* [Extract]:
I will ship internationally! For a chance to win, leave a comment here by 9 pm EST Wednesday, May 25. If you'd like, tell me something that inspires you. (I love color! Very inspiring.) Make sure you leave a way for me to email you. If your email address isn't part of your sign-in (for instance, your Blogger profile), please leave it in your comment. I'll also announce the winner Thursday so check back in case I have trouble contacting you. The winner will be chosen randomly, and nobody related to me is eligible (but if you're my sister, I'll make you a book anyway!).

If you like what you see, I hope you consider following me here or on Twitter. It's not a requirement to enter this giveway, but when I decide to start making so many books I need to sell some, you'll be the first to know. Good luck! And thanks for visiting.


**comments are now closed!**

Friday, May 20, 2011

Sneak Peek

Don't forget, Sew, Mama, Sew's May Giveaway Day is this upcoming Monday, May 23! At last count well over 300 shops and blogs are participating, including me. Here's a sneak peek of what I'll be giving away.

So don't forget to stop by on Monday for your chance to win!

Thursday, May 19, 2011

DIY: Rainbow Beanbags

This isn't a tutorial in the sense of providing you with step-by-step instructions with pictures, but truly, if you can sew, this is an easy and oh-so-fun project. The inspiration for these is a little backwards; I wasn't looking for something to decorate beanbags with, but instead a way for my daughter to carry around the set of Rainbow Girls with her. Wendi suggested beanbags.

The first step, of course, was to embroider the girls. I put them all on one piece of muslin.
When they were done, I ironed the muslin and cut the girls out. I wasn't being exact here--they're different sizes. I just went for the girl plus a bit of border. Then I snipped the corners of each rectangle (again, not being terribly exact) and folded the raw edges to the back. Snipping the corners makes it look like an envelope fold, sort of. I ironed those down.

Meanwhile, I cut two 5-inch squares for each beanbag. Then I pinned my girls onto the right side of one square--these are the fronts of my beanbags.
I zigzagged around each muslin rectangle to sew them together. Again, I didn't measure or stress about placement here. I just eyeballed it. Here's the main thing you should remember when sewing for kids: they're not judgmental.

* [Given data]:
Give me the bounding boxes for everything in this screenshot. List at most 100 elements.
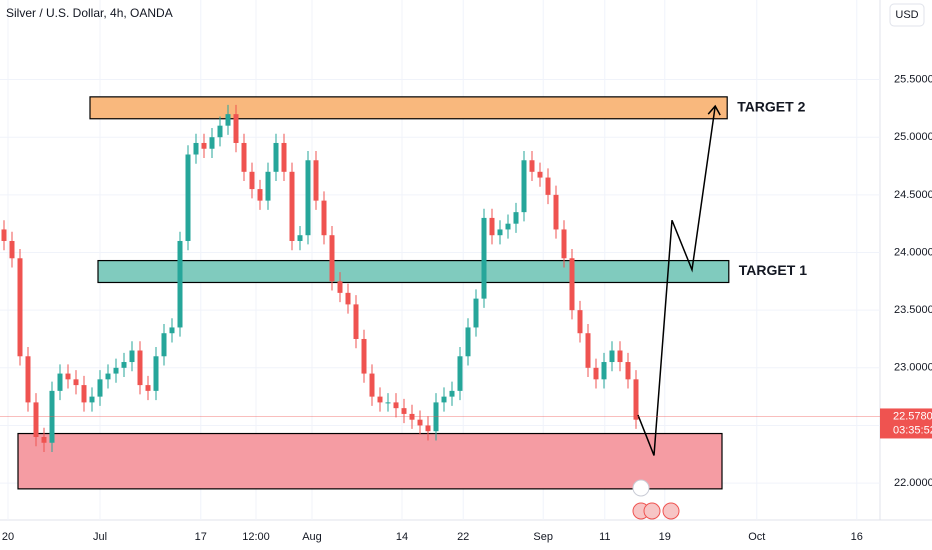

* [Problem requirements]:
According to the excerpt, what did the writer cut for each beanbag?

* [Answer]:
Two 5-inch squares.